## Begin Task material
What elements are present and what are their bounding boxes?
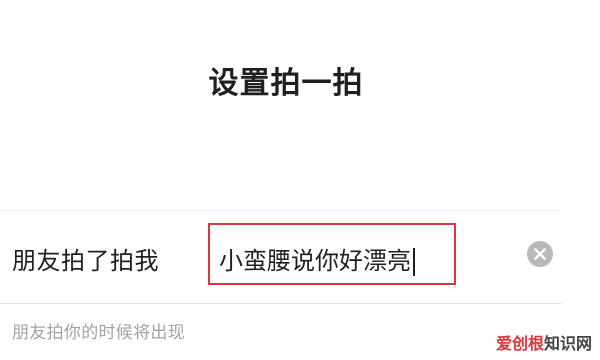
pat-suffix-input[interactable]: 小蛮腰说你好漂亮 [208, 223, 456, 285]
pat-setting-row: 朋友拍了拍我 小蛮腰说你好漂亮 [0, 210, 562, 304]
pat-label: 朋友拍了拍我 [12, 247, 159, 275]
pat-hint-text: 朋友拍你的时候将出现 [12, 323, 185, 343]
watermark-brand: 爱创根 [495, 334, 544, 353]
pat-suffix-value[interactable]: 小蛮腰说你好漂亮 [219, 241, 415, 276]
text-caret [413, 248, 415, 276]
clear-circle-icon [534, 248, 546, 260]
watermark-suffix: 知识网 [543, 334, 592, 353]
clear-input-button[interactable] [527, 241, 553, 267]
site-watermark: 爱创根 知识网 [496, 330, 592, 354]
page-title: 设置拍一拍 [208, 66, 364, 101]
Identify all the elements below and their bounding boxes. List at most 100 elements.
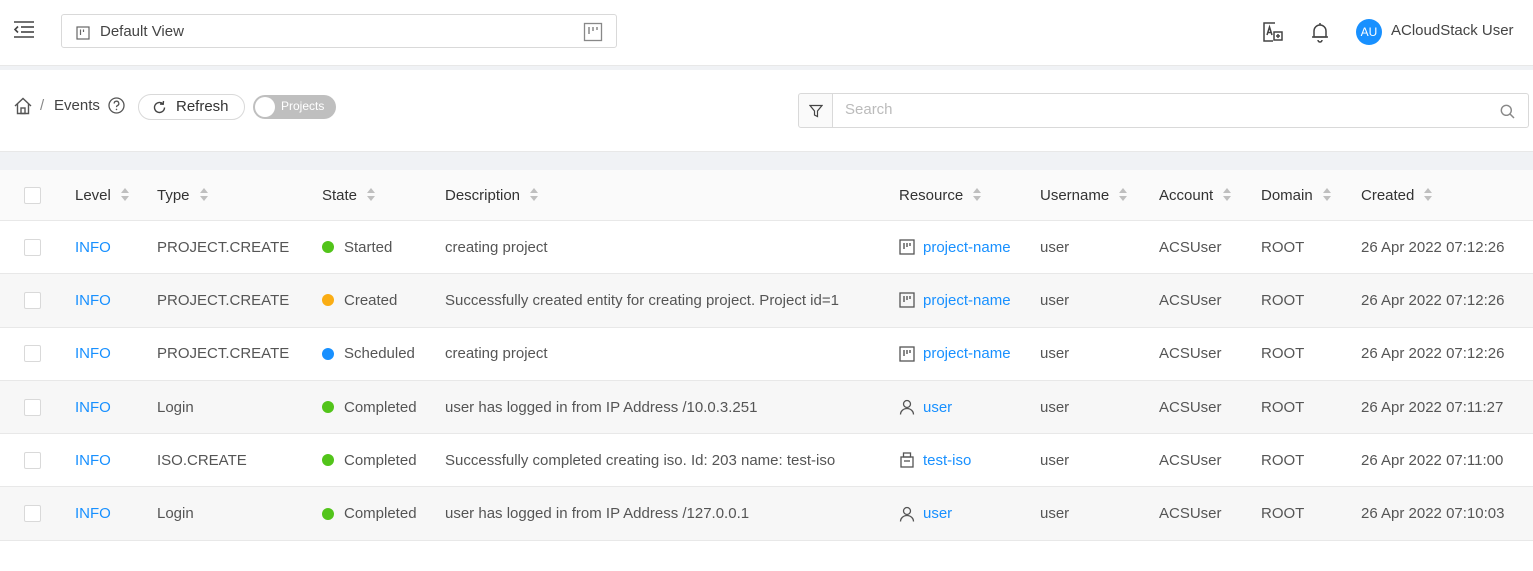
sort-icon	[367, 188, 376, 202]
table-row[interactable]: INFO PROJECT.CREATE Created Successfully…	[0, 274, 1533, 328]
filter-button[interactable]	[798, 93, 833, 128]
resource-link[interactable]: project-name	[923, 292, 1011, 309]
resource-cell: user	[899, 381, 952, 433]
status-dot	[322, 241, 334, 254]
user-name[interactable]: ACloudStack User	[1391, 22, 1514, 39]
column-header-account[interactable]: Account	[1159, 170, 1232, 220]
row-checkbox[interactable]	[24, 451, 41, 469]
table-footer	[0, 540, 1533, 571]
sort-icon	[973, 188, 982, 202]
column-header-resource[interactable]: Resource	[899, 170, 982, 220]
column-header-label: Type	[157, 186, 190, 204]
created-cell: 26 Apr 2022 07:10:03	[1361, 505, 1505, 523]
table-row[interactable]: INFO Login Completed user has logged in …	[0, 380, 1533, 435]
toggle-knob	[255, 97, 275, 117]
row-checkbox[interactable]	[24, 398, 41, 416]
menu-collapse-icon[interactable]	[12, 18, 36, 42]
row-checkbox[interactable]	[24, 238, 41, 256]
domain-cell: ROOT	[1261, 238, 1305, 256]
created-cell: 26 Apr 2022 07:12:26	[1361, 238, 1505, 256]
search-box	[832, 93, 1529, 128]
project-icon	[583, 22, 603, 42]
description-cell: user has logged in from IP Address /10.0…	[445, 398, 758, 416]
avatar[interactable]: AU	[1356, 19, 1382, 45]
type-cell: Login	[157, 398, 194, 416]
username-cell: user	[1040, 345, 1070, 363]
level-cell[interactable]: INFO	[75, 487, 111, 539]
column-header-type[interactable]: Type	[157, 170, 208, 220]
resource-link[interactable]: project-name	[923, 239, 1011, 256]
resource-link[interactable]: project-name	[923, 345, 1011, 362]
domain-cell: ROOT	[1261, 291, 1305, 309]
column-header-username[interactable]: Username	[1040, 170, 1128, 220]
resource-cell: project-name	[899, 274, 1011, 326]
username-cell: user	[1040, 291, 1070, 309]
table-row[interactable]: INFO PROJECT.CREATE Scheduled creating p…	[0, 327, 1533, 381]
created-cell: 26 Apr 2022 07:12:26	[1361, 345, 1505, 363]
level-cell[interactable]: INFO	[75, 221, 111, 273]
description-cell: Successfully completed creating iso. Id:…	[445, 451, 836, 469]
created-cell: 26 Apr 2022 07:11:27	[1361, 398, 1504, 416]
search-icon[interactable]	[1500, 104, 1515, 119]
projects-toggle-label: Projects	[281, 99, 325, 113]
page-toolbar: / Events Refresh Projects	[0, 70, 1533, 152]
projects-toggle[interactable]: Projects	[253, 95, 336, 119]
level-cell[interactable]: INFO	[75, 328, 111, 380]
bell-icon[interactable]	[1308, 20, 1332, 44]
column-header-label: Domain	[1261, 186, 1313, 204]
state-label: Scheduled	[344, 345, 415, 363]
sort-icon	[530, 188, 539, 202]
select-all-checkbox[interactable]	[24, 186, 41, 204]
column-header-label: Account	[1159, 186, 1214, 204]
description-cell: creating project	[445, 238, 548, 256]
domain-cell: ROOT	[1261, 345, 1305, 363]
resource-link[interactable]: user	[923, 399, 952, 416]
select-all-cell	[24, 170, 41, 220]
translate-icon[interactable]	[1261, 20, 1285, 44]
project-icon	[899, 346, 915, 362]
project-icon	[76, 26, 90, 40]
state-cell: Created	[322, 274, 397, 326]
state-label: Started	[344, 238, 393, 256]
project-selector[interactable]: Default View	[61, 14, 617, 48]
level-cell[interactable]: INFO	[75, 434, 111, 486]
search-input[interactable]	[845, 101, 1485, 118]
status-dot	[322, 454, 334, 467]
created-cell: 26 Apr 2022 07:12:26	[1361, 291, 1505, 309]
column-header-domain[interactable]: Domain	[1261, 170, 1331, 220]
table-row[interactable]: INFO Login Completed user has logged in …	[0, 487, 1533, 541]
resource-link[interactable]: user	[923, 505, 952, 522]
column-header-level[interactable]: Level	[75, 170, 129, 220]
row-checkbox[interactable]	[24, 345, 41, 363]
column-header-label: State	[322, 186, 358, 204]
help-icon[interactable]	[108, 97, 125, 114]
column-header-state[interactable]: State	[322, 170, 376, 220]
table-header: Level Type State Description Resource Us…	[0, 170, 1533, 221]
refresh-button[interactable]: Refresh	[138, 94, 245, 120]
table-row[interactable]: INFO ISO.CREATE Completed Successfully c…	[0, 434, 1533, 488]
username-cell: user	[1040, 505, 1070, 523]
column-header-label: Level	[75, 186, 111, 204]
level-cell[interactable]: INFO	[75, 381, 111, 433]
table-row[interactable]: INFO PROJECT.CREATE Started creating pro…	[0, 221, 1533, 275]
description-cell: user has logged in from IP Address /127.…	[445, 505, 750, 523]
column-header-description[interactable]: Description	[445, 170, 539, 220]
level-cell[interactable]: INFO	[75, 274, 111, 326]
account-cell: ACSUser	[1159, 451, 1222, 469]
column-header-label: Created	[1361, 186, 1415, 204]
username-cell: user	[1040, 451, 1070, 469]
home-icon[interactable]	[13, 96, 33, 116]
account-cell: ACSUser	[1159, 345, 1222, 363]
row-checkbox[interactable]	[24, 291, 41, 309]
page-title: Events	[54, 97, 100, 114]
row-select-cell	[24, 221, 41, 273]
refresh-icon	[152, 100, 167, 115]
column-header-label: Username	[1040, 186, 1110, 204]
resource-link[interactable]: test-iso	[923, 452, 971, 469]
type-cell: PROJECT.CREATE	[157, 345, 290, 363]
state-label: Completed	[344, 505, 417, 523]
user-icon	[899, 506, 915, 522]
row-select-cell	[24, 381, 41, 433]
column-header-created[interactable]: Created	[1361, 170, 1433, 220]
row-checkbox[interactable]	[24, 505, 41, 523]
## End Task material
Change "watermark-brand" to "watermark-logo" in the records, starting with the line containing "pat-suffix-input[interactable]: 小蛮腰说你好漂亮 [208, 223, 456, 285]" and going on through the line containing "site-watermark: 爱创根 知识网 [496, 330, 592, 354]". Give back only those lines, with nothing else altered.

▶ Finished task:
pat-suffix-input[interactable]: 小蛮腰说你好漂亮 [208, 223, 456, 285]
pat-setting-row: 朋友拍了拍我 小蛮腰说你好漂亮 [0, 210, 562, 304]
pat-label: 朋友拍了拍我 [12, 247, 159, 275]
pat-hint-text: 朋友拍你的时候将出现 [12, 323, 185, 343]
watermark-logo: 爱创根 [495, 334, 544, 353]
pat-suffix-value[interactable]: 小蛮腰说你好漂亮 [219, 241, 415, 276]
text-caret [413, 248, 415, 276]
clear-circle-icon [534, 248, 546, 260]
watermark-suffix: 知识网 [543, 334, 592, 353]
clear-input-button[interactable] [527, 241, 553, 267]
site-watermark: 爱创根 知识网 [496, 330, 592, 354]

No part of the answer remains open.